*REQUIREMENT*: Identify the lines that contain the word "deck", then copy them.

[Dataset items]
= = =

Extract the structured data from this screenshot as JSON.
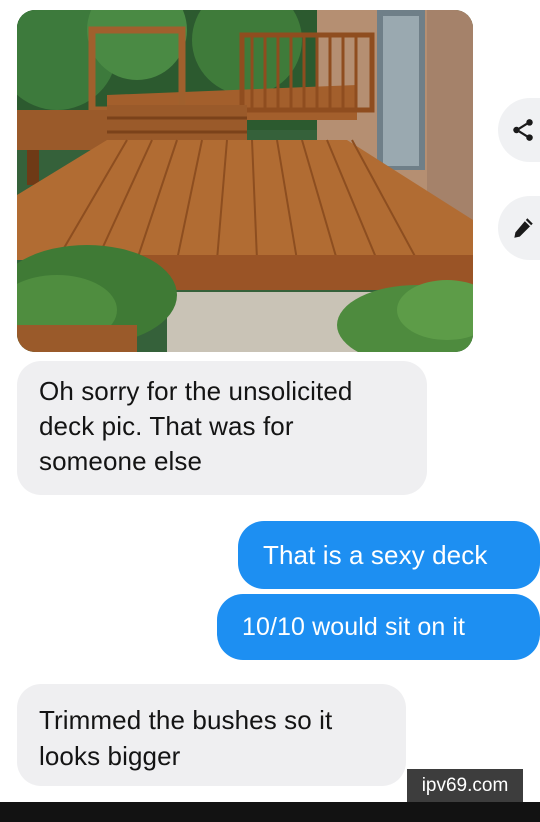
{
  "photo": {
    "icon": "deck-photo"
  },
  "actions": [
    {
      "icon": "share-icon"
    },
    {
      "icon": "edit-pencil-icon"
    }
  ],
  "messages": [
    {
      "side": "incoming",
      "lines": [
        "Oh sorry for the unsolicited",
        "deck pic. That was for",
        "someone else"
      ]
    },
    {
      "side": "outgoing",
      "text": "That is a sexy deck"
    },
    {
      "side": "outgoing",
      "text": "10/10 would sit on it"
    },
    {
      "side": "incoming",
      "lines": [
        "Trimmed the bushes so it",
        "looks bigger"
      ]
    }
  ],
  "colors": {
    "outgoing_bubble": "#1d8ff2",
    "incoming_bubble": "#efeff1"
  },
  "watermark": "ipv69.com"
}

= = =

*TASK RESPONSE*:
    "icon": "deck-photo"
        "deck pic. That was for",
      "text": "That is a sexy deck"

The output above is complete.